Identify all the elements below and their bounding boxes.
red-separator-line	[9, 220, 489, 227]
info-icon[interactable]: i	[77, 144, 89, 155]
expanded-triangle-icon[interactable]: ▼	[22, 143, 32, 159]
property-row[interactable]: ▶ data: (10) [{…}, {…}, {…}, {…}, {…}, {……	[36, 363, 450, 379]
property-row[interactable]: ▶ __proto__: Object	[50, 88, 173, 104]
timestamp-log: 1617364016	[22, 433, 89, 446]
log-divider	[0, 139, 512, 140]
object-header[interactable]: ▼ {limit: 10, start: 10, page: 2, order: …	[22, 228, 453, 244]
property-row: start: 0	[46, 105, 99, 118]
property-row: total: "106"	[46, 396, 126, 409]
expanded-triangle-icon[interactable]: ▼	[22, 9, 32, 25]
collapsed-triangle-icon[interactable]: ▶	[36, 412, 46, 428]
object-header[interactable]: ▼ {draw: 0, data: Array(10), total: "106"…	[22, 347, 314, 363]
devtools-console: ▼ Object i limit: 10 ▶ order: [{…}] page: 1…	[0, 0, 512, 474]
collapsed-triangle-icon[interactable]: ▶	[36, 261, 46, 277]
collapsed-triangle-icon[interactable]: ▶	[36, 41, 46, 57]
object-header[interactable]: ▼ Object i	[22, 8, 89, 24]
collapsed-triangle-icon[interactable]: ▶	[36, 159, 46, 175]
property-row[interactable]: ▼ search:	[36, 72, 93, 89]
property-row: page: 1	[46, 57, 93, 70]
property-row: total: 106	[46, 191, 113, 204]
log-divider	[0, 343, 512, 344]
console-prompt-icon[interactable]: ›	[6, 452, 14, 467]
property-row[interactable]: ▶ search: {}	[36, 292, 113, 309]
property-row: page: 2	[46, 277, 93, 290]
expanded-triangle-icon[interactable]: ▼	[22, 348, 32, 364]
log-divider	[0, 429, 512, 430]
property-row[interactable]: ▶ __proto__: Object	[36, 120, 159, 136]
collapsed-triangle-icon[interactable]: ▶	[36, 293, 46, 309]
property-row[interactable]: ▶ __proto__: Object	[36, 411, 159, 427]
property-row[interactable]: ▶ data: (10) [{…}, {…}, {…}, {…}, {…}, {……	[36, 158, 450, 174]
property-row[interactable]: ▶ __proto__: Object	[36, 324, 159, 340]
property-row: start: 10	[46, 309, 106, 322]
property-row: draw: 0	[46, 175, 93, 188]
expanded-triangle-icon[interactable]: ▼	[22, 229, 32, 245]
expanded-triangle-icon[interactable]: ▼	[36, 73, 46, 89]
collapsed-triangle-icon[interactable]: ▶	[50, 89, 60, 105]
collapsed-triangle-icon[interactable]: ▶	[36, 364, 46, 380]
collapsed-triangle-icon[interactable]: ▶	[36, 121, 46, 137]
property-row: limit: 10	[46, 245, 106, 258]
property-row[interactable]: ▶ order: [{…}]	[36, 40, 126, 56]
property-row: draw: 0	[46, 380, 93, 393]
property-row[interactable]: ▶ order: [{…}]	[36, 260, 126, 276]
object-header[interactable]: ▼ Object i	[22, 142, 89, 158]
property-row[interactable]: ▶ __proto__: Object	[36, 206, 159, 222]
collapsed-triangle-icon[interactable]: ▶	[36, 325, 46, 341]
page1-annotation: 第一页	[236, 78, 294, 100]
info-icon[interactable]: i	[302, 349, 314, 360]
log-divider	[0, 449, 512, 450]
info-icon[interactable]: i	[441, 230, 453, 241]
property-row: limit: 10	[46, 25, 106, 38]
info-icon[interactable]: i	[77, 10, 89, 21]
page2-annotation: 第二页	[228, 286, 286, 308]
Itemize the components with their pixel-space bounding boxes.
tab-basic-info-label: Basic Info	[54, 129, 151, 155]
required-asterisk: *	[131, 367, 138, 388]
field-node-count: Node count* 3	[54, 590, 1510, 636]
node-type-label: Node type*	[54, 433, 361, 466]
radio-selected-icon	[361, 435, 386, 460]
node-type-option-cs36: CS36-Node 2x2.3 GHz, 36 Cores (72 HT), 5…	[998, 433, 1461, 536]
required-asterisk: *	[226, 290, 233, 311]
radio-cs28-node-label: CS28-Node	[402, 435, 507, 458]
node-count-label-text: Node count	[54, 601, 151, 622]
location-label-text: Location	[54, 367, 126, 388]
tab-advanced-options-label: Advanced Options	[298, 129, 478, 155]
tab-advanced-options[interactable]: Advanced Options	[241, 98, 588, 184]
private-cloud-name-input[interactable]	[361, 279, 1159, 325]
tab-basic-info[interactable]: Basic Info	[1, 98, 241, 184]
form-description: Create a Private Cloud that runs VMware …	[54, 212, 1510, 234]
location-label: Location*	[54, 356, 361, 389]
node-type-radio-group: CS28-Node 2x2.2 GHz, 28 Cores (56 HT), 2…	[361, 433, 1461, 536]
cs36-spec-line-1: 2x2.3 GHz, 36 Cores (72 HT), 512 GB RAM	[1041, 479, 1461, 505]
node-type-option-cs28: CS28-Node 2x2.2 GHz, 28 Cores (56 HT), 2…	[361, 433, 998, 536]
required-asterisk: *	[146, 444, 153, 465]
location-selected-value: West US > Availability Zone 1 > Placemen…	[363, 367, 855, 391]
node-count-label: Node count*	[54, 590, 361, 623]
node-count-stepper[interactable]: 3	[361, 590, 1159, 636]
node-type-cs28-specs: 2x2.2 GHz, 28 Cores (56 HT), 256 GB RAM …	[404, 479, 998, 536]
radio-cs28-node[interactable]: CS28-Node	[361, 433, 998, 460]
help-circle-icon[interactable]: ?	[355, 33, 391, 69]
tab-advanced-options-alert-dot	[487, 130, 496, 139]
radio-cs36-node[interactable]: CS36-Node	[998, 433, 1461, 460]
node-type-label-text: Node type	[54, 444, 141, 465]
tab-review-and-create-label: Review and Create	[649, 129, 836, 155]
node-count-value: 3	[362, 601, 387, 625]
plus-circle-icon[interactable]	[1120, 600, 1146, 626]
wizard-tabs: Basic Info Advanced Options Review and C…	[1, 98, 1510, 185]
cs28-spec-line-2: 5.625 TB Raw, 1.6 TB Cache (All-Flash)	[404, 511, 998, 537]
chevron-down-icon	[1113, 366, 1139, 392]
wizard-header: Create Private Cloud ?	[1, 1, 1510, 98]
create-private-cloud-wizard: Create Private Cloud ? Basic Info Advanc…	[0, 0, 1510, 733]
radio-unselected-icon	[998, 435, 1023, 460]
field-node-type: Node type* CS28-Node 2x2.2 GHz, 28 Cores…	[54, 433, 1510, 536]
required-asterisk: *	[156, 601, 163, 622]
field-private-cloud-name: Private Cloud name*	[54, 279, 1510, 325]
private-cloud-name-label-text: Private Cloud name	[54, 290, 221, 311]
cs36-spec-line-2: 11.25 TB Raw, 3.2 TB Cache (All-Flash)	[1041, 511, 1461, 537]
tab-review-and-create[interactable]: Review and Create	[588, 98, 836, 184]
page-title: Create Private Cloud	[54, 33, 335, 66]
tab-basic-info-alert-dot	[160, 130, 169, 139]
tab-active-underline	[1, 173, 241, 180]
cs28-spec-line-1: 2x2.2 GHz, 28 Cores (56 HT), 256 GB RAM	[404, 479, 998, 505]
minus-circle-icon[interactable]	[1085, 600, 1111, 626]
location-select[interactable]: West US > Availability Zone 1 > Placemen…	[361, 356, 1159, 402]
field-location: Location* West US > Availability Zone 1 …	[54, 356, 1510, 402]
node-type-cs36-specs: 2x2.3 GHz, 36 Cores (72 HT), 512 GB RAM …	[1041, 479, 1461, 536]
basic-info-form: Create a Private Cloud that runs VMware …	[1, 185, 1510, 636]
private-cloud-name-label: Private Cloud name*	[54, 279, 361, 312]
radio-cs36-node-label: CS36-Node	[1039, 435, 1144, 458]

TASK DESCRIPTION: Copy out the listing from its first line through the line that contains "88, 173, 104]", keeping both ends and matching every character.

EXERCISE SOLUTION:
Identify all the elements below and their bounding boxes.
red-separator-line	[9, 220, 489, 227]
info-icon[interactable]: i	[77, 144, 89, 155]
expanded-triangle-icon[interactable]: ▼	[22, 143, 32, 159]
property-row[interactable]: ▶ data: (10) [{…}, {…}, {…}, {…}, {…}, {……	[36, 363, 450, 379]
property-row[interactable]: ▶ __proto__: Object	[50, 88, 173, 104]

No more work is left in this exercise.